Chart and figure data:
┌──
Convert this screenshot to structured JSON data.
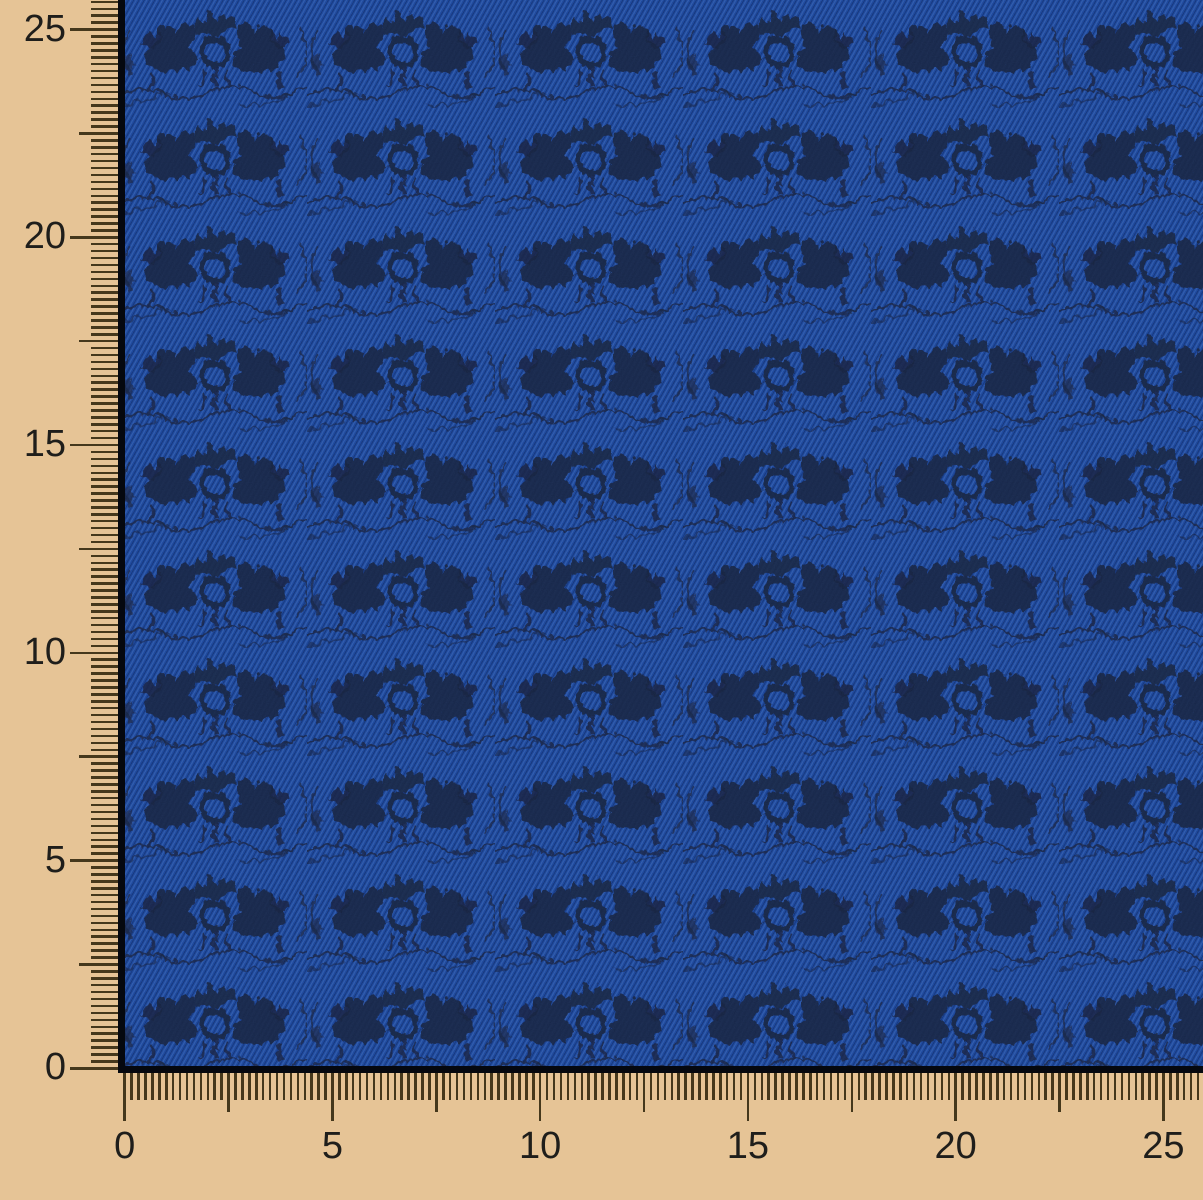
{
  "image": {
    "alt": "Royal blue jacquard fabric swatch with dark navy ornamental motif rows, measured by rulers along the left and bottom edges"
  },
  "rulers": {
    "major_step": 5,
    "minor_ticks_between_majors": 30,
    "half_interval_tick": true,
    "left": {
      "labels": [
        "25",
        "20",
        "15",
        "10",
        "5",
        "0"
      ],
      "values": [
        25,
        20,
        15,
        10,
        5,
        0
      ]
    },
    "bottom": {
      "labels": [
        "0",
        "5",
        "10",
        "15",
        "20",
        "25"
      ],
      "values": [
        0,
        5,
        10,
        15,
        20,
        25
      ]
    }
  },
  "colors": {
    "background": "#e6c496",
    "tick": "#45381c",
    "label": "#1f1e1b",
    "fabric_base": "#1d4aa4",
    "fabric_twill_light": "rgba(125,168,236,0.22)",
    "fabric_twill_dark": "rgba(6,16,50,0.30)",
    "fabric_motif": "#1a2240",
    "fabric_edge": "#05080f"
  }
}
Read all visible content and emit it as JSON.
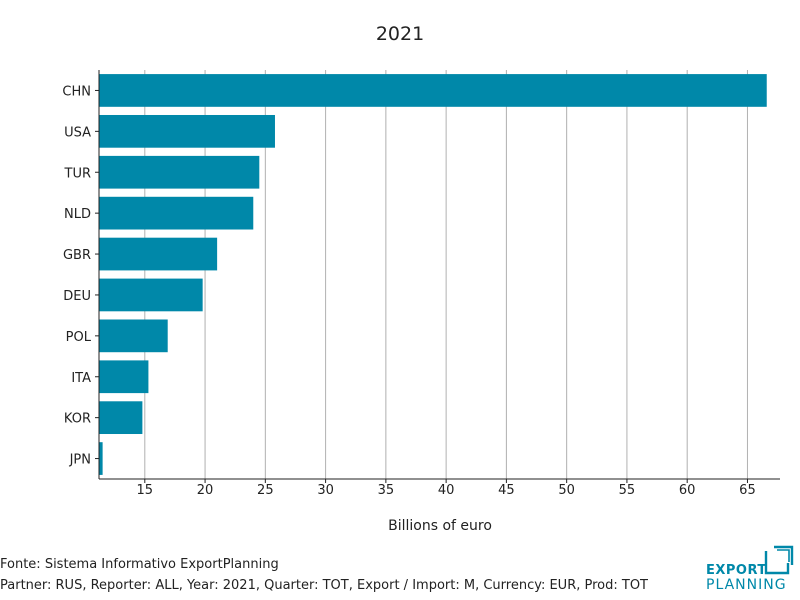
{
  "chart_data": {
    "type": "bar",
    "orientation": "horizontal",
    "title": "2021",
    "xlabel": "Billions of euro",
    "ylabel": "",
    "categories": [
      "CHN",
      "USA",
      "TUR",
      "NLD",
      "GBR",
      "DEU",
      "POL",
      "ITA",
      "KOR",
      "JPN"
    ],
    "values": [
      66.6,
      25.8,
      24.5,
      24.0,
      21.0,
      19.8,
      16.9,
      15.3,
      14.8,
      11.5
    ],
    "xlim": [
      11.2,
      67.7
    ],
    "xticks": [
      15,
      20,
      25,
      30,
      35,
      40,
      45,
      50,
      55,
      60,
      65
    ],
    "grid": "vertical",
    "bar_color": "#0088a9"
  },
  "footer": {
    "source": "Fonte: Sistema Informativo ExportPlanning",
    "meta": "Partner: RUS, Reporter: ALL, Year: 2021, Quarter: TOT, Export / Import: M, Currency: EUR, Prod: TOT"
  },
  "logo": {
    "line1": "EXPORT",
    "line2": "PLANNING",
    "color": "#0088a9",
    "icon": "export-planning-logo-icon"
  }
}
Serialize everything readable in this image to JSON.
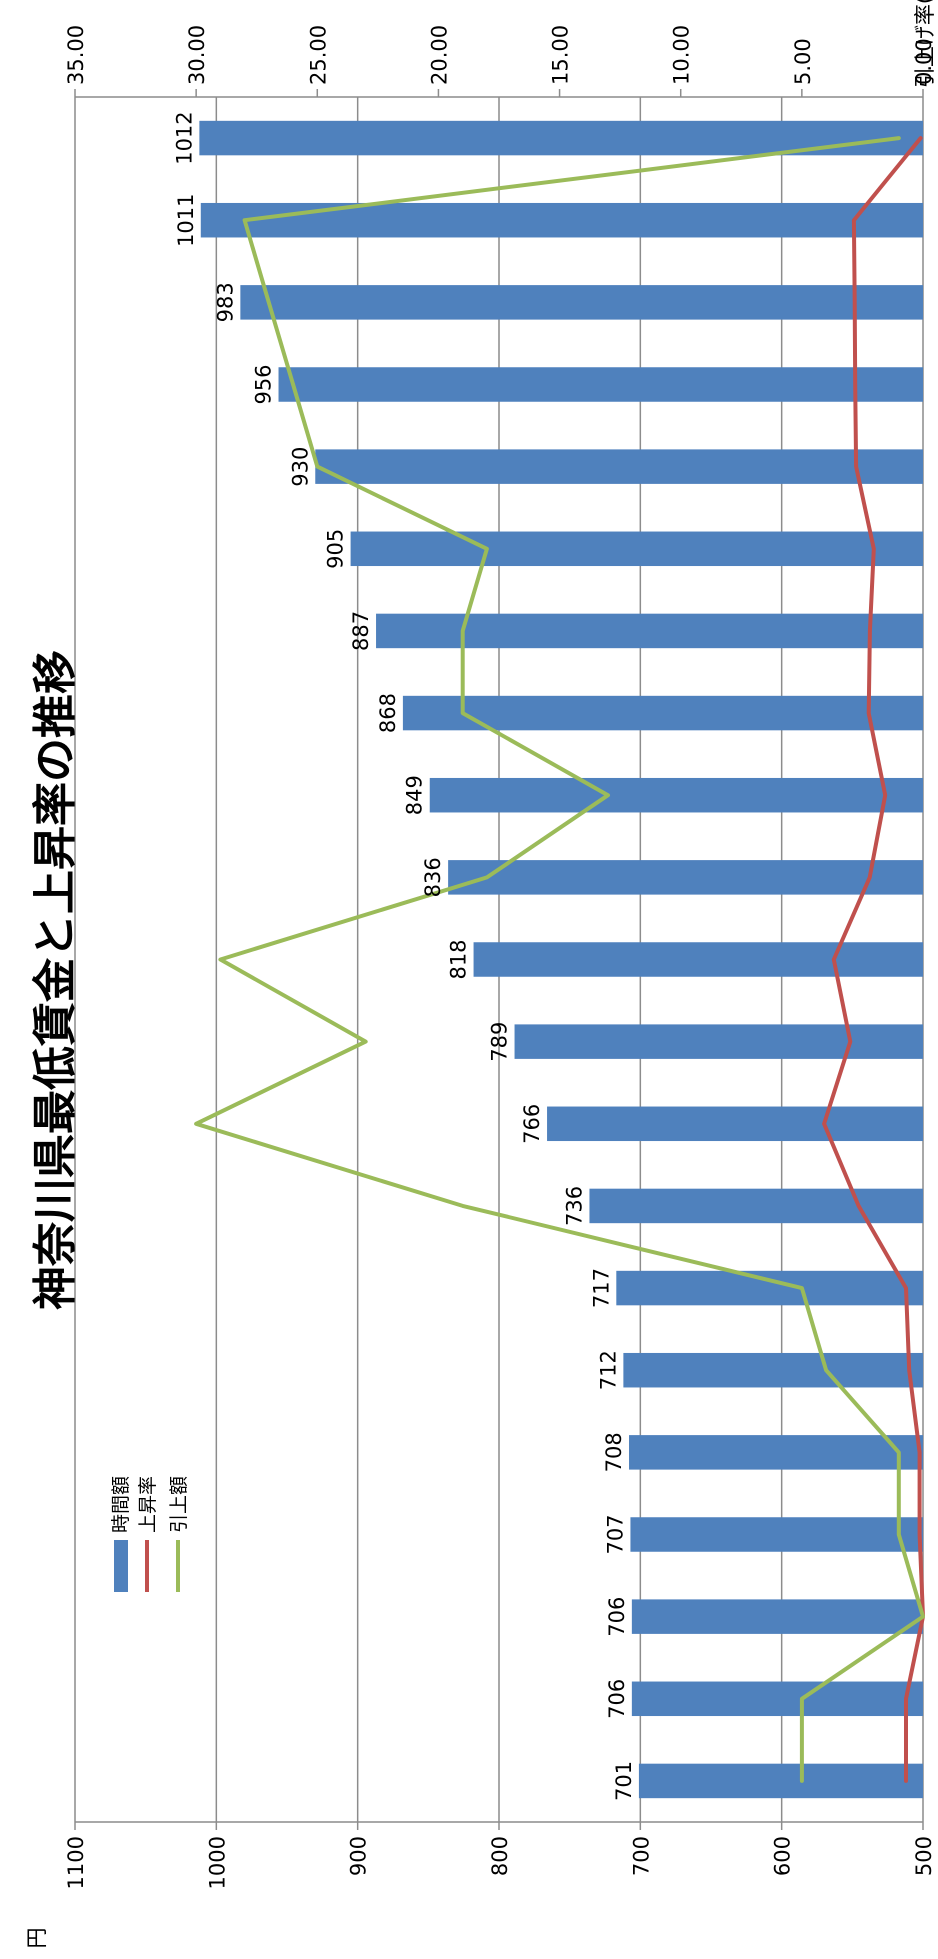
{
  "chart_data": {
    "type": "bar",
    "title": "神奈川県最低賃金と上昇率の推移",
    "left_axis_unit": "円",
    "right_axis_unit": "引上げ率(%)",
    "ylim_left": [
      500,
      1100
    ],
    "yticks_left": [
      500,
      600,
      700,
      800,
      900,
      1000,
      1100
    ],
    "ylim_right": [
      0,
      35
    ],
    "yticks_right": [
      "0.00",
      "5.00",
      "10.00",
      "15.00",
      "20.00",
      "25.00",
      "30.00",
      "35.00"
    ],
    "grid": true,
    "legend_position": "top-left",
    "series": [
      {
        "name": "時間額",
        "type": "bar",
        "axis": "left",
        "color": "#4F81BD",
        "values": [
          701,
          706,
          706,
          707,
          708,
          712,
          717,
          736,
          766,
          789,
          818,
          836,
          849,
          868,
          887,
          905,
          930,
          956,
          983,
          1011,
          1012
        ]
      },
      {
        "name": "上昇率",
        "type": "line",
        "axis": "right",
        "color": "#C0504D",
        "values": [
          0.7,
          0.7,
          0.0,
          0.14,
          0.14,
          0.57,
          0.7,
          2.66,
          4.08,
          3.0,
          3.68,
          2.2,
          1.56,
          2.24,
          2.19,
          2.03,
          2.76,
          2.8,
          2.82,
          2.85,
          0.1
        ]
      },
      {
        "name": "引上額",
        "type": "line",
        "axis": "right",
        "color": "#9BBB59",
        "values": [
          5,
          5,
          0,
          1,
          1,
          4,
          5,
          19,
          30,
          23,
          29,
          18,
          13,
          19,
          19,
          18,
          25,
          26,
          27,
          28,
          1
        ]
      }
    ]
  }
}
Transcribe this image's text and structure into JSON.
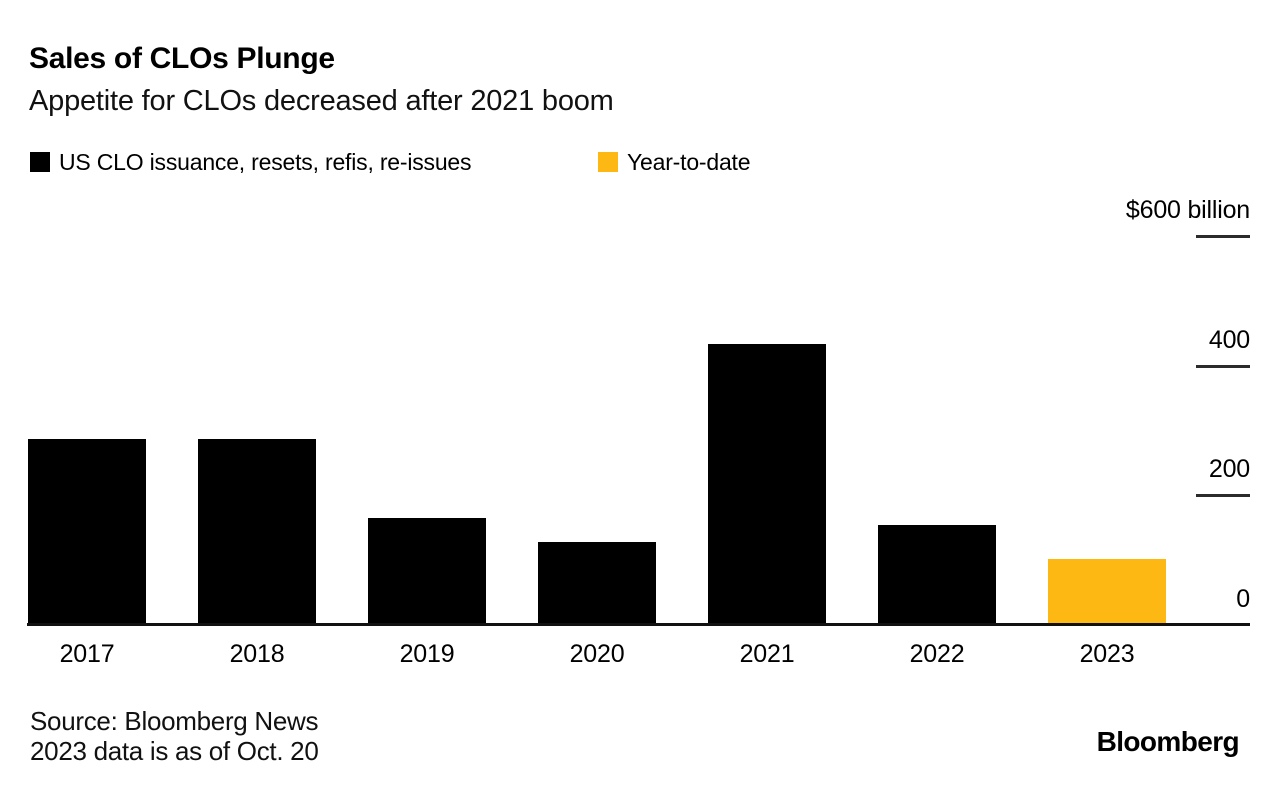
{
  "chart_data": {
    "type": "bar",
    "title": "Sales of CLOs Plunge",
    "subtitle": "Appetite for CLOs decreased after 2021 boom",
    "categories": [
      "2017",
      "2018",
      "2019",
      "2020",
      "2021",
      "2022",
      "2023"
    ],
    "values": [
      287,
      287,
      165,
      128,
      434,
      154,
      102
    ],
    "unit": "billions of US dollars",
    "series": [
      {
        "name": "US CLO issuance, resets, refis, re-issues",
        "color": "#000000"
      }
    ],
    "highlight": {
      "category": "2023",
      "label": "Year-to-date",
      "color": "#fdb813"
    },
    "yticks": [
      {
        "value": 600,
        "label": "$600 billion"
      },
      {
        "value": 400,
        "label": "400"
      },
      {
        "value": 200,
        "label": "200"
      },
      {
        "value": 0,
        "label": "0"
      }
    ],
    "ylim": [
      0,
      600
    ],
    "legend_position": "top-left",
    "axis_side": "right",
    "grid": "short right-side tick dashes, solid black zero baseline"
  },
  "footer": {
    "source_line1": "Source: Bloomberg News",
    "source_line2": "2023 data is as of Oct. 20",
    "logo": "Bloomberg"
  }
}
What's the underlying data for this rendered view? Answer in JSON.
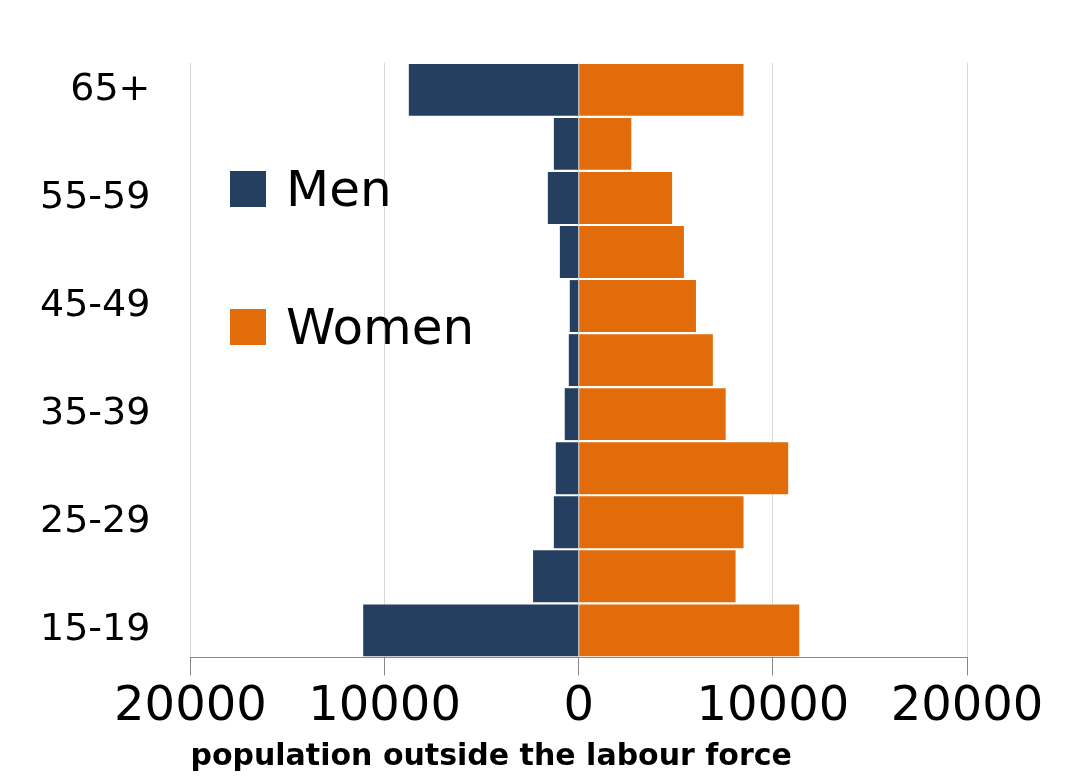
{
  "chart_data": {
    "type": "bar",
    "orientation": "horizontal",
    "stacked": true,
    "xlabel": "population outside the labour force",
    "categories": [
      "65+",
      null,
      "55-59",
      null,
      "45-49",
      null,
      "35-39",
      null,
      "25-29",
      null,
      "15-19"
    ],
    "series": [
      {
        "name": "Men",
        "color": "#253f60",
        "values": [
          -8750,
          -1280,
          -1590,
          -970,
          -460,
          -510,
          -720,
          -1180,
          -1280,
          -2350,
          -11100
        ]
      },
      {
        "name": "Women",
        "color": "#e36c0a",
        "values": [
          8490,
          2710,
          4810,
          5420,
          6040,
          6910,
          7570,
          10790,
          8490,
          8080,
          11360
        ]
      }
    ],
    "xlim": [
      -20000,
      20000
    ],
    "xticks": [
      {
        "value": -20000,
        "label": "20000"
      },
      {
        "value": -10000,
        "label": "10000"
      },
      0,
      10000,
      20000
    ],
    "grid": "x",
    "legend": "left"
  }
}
└──
TO DO - Lines containing the word "CLOs" are to be counted in the listing; state their number alone.

ANSWER TO THIS TASK - 2